Task details >> Your task is to copy every line of the records below that contains "name".

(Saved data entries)
----------------------------------------
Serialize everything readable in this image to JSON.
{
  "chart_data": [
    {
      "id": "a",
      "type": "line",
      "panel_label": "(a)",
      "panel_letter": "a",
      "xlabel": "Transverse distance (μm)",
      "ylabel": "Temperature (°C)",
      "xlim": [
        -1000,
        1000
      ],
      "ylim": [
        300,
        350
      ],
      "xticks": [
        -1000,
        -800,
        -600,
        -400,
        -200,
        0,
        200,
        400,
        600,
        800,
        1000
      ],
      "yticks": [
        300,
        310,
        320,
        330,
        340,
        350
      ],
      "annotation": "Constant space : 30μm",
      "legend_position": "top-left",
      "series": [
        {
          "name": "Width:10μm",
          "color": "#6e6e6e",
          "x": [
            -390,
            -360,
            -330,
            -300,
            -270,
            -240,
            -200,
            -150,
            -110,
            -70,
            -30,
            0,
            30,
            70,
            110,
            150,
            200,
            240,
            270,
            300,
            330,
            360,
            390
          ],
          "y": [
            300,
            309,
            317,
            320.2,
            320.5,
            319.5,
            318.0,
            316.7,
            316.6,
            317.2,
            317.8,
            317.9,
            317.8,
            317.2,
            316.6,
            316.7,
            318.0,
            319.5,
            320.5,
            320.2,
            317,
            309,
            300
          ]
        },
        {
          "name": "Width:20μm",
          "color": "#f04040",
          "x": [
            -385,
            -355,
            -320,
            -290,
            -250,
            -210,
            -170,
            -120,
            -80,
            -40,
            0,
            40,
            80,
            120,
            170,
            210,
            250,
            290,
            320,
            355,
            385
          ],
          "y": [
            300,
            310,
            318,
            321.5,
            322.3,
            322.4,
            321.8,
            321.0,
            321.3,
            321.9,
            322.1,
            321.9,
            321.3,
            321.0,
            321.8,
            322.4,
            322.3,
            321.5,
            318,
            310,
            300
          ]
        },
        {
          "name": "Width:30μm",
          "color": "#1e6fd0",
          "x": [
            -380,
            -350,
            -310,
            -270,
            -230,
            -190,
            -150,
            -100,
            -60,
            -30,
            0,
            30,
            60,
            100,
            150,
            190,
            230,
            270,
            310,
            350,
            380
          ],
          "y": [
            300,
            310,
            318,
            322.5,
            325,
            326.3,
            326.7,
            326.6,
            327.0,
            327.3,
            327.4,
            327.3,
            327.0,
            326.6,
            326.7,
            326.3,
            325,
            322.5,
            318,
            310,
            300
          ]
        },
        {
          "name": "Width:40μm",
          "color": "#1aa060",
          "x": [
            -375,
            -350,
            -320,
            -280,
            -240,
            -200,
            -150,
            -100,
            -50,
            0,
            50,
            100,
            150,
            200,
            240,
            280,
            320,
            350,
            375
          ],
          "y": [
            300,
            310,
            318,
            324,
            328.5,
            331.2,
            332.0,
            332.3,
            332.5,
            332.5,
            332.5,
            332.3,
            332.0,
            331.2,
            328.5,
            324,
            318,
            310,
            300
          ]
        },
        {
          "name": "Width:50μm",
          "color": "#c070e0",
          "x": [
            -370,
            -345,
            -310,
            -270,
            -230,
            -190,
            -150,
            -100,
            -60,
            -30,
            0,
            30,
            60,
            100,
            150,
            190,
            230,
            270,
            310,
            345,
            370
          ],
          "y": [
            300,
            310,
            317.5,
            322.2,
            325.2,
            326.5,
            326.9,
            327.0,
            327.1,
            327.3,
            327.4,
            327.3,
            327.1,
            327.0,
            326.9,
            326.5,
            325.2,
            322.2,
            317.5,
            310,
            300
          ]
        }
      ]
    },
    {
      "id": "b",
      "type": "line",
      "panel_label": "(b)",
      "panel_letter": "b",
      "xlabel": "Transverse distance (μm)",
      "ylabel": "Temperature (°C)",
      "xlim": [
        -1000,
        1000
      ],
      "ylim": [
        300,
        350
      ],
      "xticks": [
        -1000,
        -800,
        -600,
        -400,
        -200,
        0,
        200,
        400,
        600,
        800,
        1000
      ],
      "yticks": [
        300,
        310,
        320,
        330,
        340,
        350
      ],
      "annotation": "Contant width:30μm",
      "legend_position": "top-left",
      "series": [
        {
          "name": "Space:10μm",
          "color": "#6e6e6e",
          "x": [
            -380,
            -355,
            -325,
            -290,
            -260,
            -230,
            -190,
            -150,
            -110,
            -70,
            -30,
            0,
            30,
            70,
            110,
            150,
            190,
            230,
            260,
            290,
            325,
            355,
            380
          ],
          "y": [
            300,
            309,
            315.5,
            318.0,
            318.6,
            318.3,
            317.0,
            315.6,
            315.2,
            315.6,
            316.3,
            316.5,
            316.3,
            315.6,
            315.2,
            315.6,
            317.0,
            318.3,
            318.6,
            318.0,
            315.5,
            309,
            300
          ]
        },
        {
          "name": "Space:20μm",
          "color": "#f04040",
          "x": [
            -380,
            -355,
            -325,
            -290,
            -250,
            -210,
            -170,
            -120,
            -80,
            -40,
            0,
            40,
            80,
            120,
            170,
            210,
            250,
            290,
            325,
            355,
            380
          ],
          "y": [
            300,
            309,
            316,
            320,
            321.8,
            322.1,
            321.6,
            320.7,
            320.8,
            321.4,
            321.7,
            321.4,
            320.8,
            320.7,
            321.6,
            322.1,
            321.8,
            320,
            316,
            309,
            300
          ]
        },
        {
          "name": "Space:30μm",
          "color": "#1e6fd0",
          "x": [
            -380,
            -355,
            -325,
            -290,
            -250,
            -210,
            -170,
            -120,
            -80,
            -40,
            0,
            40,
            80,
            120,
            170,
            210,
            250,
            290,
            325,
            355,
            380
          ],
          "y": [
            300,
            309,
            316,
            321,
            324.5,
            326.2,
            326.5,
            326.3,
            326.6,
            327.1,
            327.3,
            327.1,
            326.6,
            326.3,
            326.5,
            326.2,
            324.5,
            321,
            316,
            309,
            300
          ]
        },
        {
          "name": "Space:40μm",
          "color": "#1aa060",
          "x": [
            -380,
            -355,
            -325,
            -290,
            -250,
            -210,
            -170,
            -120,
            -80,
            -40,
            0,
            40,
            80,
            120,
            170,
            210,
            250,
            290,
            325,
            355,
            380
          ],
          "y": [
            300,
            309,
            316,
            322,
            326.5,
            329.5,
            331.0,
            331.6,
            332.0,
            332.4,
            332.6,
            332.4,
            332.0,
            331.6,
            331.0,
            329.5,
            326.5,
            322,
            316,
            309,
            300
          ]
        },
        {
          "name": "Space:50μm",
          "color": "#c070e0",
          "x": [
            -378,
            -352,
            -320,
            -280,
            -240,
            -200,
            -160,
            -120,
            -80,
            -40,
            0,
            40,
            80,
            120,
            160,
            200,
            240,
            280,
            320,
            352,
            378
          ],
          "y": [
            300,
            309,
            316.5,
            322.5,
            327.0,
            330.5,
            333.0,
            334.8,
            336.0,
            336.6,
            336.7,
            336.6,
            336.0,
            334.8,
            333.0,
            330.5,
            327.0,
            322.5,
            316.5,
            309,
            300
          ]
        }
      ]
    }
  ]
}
----------------------------------------
Output >>
          "name": "Width:10μm",
          "name": "Width:20μm",
          "name": "Width:30μm",
          "name": "Width:40μm",
          "name": "Width:50μm",
          "name": "Space:10μm",
          "name": "Space:20μm",
          "name": "Space:30μm",
          "name": "Space:40μm",
          "name": "Space:50μm",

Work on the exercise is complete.